Source:

[Begin]

# My New Find - 90g acrylic hex



## gklaw (May 31, 2010)

Well Rick's contest lured me to restart a 120g where the the 150g was.

Found this 90g acrylic hex on CL I cannot turn down. Measure 30 across and 36" tall. Most likely turn that into a fancy goldfish tank (or maybe discus) with some custom woodwork over the 100g sump. The stand is actually quite well build with solid oak.


----------



## djamm (Sep 25, 2010)

what a great looking score!!!


----------



## Claudia (Apr 21, 2010)

Nice find


----------



## lotus (Apr 22, 2010)

Very nice tank! What about turning it into a SW tank...it would look awesome and u can't have too many SW tanks


----------



## gklaw (May 31, 2010)

Maintenance on a 36" deep acrylic column is near impossible. Has to be a low light low maintenance set-up


----------



## Ra's al Ghul (Apr 28, 2010)

I think I would put Angels or Discus.

[End]

Given instruction A:
Answer these questions about the hex tank thread:
(i) What is the stand made of?
(ii) What tank does lotus suggest turning it into?
(iii) What kind of setup does gklaw say the tank has to be?
Given instruction B: From the hex tank thread, set down the passage that begins with the words containing "Well Rick's contest" and ends with "with solid oak.".

Some items
[Begin]

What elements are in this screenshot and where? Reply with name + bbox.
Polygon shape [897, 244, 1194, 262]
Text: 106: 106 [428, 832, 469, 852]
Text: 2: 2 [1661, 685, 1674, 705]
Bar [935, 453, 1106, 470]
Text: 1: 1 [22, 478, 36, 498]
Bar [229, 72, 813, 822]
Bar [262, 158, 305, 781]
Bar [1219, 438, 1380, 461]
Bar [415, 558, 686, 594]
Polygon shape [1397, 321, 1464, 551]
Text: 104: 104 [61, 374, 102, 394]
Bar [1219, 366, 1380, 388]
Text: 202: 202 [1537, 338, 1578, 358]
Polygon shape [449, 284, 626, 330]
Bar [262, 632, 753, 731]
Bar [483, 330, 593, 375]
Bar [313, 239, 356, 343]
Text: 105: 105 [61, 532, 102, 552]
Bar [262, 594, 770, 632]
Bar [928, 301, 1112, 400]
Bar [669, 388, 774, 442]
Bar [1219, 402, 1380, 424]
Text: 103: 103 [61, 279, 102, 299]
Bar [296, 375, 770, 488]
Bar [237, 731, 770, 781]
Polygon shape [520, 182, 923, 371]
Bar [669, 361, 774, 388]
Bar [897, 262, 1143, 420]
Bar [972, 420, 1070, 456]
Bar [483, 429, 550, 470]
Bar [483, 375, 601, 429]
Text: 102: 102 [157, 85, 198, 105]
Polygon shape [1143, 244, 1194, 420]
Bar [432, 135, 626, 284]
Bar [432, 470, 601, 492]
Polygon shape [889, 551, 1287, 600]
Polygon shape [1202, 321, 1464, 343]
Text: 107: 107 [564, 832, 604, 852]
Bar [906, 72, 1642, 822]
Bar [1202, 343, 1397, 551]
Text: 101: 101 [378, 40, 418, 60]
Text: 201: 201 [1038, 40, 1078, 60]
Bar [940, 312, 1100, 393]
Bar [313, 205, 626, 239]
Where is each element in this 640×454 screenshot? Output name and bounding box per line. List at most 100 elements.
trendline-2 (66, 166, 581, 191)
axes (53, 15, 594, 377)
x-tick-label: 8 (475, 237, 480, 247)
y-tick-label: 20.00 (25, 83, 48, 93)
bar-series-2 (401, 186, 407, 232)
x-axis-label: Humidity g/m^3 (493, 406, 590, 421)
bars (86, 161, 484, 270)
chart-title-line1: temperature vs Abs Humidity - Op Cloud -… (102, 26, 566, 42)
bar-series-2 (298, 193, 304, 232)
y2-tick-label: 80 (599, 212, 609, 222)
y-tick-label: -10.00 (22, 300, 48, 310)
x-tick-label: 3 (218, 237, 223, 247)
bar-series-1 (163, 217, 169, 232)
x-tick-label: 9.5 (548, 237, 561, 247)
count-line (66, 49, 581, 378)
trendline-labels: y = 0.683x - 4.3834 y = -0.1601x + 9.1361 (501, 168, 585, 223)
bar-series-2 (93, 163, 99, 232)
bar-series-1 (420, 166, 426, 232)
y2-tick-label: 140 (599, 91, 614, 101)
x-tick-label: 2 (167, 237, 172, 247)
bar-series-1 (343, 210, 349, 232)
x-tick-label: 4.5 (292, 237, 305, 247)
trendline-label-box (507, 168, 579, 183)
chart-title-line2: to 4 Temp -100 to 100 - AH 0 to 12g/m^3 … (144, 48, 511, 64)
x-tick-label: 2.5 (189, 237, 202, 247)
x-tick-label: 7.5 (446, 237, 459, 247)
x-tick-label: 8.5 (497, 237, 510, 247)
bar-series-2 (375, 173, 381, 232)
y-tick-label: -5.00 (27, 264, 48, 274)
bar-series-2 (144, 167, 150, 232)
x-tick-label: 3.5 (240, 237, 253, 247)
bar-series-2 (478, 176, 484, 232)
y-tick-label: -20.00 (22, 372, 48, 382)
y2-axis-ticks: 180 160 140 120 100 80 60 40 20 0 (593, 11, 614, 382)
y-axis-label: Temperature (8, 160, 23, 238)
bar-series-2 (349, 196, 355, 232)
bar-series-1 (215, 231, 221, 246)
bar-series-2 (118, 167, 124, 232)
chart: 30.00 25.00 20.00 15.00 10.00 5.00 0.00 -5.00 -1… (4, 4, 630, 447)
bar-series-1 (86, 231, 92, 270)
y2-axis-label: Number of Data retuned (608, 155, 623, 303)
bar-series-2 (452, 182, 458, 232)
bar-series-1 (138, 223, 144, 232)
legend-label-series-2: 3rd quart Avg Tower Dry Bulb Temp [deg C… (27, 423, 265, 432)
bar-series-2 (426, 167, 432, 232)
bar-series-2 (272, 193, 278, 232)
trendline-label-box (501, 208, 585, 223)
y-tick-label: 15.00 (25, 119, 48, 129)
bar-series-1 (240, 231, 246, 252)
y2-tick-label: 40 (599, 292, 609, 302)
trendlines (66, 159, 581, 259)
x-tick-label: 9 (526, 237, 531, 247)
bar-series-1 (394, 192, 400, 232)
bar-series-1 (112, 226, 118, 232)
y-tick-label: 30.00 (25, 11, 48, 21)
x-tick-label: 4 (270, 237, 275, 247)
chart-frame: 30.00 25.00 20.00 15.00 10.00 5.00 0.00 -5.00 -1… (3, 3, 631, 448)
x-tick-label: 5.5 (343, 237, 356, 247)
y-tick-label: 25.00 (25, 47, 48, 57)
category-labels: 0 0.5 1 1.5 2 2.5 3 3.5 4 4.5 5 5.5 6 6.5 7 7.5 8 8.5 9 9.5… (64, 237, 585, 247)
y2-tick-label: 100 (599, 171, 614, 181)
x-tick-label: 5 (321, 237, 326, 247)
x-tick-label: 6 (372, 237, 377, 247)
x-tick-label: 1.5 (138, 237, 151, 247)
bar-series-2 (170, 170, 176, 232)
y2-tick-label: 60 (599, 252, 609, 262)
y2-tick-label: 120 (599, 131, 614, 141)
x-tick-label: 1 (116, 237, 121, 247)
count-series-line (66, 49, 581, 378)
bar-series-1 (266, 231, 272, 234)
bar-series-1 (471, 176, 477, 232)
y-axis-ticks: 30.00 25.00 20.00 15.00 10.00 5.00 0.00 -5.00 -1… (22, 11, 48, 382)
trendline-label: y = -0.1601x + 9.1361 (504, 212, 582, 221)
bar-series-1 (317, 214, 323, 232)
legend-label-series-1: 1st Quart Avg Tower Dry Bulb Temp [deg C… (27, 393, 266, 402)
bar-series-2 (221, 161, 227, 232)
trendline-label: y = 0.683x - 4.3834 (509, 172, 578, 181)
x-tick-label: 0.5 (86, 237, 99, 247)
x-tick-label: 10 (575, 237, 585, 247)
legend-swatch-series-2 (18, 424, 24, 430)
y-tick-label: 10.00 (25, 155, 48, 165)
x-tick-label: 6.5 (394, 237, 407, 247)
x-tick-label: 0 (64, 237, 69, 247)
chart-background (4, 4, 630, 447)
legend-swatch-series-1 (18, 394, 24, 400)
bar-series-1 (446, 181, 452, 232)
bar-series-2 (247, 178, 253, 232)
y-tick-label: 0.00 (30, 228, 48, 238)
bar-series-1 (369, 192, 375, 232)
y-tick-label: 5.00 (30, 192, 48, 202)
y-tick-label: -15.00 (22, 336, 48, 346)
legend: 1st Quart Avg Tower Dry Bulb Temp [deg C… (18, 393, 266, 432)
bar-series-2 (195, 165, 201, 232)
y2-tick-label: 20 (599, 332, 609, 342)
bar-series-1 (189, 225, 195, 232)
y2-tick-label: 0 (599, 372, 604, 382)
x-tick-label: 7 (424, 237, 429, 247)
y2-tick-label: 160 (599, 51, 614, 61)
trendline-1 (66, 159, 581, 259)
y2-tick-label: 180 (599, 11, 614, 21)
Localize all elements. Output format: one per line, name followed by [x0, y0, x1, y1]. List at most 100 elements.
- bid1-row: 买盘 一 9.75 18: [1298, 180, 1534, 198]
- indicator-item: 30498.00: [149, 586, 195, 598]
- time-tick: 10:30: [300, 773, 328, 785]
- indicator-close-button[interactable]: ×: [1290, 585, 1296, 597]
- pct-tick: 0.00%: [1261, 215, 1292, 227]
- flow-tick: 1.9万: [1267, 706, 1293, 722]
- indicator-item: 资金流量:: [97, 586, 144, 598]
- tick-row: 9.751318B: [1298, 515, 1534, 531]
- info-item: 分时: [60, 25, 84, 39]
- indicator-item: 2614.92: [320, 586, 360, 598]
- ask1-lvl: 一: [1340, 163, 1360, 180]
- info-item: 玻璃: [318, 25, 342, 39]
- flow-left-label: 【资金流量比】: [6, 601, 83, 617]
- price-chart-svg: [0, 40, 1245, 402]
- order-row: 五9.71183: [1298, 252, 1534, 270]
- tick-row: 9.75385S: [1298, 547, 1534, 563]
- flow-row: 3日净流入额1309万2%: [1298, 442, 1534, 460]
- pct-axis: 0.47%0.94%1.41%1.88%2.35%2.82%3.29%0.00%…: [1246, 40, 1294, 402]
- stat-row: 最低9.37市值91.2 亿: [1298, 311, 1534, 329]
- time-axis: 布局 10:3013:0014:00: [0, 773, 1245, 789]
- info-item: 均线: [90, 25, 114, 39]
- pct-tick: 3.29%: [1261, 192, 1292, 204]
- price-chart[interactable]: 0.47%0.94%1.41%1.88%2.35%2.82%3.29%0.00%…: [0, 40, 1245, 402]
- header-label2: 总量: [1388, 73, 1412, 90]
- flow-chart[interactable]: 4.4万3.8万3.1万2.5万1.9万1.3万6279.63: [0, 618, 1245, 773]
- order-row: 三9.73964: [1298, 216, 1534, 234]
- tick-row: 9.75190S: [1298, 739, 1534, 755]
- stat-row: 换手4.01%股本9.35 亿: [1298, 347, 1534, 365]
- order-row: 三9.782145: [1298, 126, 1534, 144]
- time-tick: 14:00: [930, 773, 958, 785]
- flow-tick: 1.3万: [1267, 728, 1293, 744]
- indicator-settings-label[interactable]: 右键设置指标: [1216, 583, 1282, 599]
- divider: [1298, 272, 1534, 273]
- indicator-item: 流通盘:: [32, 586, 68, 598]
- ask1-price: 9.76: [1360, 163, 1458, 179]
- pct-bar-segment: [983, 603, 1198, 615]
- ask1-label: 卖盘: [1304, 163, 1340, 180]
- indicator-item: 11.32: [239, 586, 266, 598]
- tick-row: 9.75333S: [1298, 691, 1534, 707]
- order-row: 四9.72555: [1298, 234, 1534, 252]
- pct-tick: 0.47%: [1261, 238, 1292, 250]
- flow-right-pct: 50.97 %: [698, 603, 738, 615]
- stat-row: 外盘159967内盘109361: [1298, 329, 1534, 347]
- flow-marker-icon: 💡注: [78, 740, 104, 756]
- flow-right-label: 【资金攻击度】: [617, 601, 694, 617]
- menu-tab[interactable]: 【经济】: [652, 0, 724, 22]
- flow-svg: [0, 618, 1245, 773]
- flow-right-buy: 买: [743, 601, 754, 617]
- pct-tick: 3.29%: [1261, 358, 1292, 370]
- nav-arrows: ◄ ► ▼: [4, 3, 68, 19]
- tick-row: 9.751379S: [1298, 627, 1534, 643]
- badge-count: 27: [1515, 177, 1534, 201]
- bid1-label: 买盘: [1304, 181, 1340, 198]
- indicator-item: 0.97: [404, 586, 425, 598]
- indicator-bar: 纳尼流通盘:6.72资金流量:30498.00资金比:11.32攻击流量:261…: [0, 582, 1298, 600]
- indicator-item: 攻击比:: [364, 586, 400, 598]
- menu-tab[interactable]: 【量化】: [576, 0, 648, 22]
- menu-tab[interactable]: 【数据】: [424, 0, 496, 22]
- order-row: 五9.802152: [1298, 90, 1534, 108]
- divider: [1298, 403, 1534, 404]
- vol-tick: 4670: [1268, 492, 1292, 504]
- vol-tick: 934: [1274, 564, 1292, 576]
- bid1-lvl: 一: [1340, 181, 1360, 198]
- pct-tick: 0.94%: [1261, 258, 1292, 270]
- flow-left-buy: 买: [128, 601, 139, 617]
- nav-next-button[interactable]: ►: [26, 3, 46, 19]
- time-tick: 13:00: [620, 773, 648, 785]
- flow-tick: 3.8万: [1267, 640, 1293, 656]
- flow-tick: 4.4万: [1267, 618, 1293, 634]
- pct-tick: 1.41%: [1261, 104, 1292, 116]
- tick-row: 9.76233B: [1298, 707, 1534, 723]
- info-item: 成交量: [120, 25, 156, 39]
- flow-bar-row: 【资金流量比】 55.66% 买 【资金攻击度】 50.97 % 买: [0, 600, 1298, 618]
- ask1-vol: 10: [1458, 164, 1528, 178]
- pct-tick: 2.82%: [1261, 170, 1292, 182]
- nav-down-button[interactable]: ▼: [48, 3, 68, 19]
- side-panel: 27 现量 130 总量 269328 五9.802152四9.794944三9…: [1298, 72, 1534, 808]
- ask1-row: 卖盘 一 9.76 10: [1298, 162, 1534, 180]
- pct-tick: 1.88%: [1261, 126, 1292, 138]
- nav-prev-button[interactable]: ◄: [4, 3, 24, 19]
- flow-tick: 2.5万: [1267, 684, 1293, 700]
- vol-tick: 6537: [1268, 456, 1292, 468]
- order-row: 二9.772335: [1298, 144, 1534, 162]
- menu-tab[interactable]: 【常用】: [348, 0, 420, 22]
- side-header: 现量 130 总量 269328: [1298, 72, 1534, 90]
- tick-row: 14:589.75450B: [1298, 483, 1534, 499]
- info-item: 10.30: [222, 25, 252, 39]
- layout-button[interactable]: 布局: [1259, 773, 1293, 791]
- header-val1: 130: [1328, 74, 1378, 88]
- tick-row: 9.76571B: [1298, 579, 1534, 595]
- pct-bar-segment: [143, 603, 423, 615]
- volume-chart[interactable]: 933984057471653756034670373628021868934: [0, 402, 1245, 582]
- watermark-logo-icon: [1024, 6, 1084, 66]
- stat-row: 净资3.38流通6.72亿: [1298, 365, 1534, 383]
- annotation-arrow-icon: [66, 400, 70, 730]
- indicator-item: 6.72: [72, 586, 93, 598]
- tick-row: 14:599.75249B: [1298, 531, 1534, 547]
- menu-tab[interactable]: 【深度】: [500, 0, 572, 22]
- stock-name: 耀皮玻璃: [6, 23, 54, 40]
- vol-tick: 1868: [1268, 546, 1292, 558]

[End]

Full output A:
(i) Solid oak.
(ii) A SW tank.
(iii) A low light, low maintenance setup.

Full output B:
Well Rick's contest lured me to restart a 120g where the the 150g was.

Found this 90g acrylic hex on CL I cannot turn down. Measure 30 across and 36" tall. Most likely turn that into a fancy goldfish tank (or maybe discus) with some custom woodwork over the 100g sump. The stand is actually quite well build with solid oak.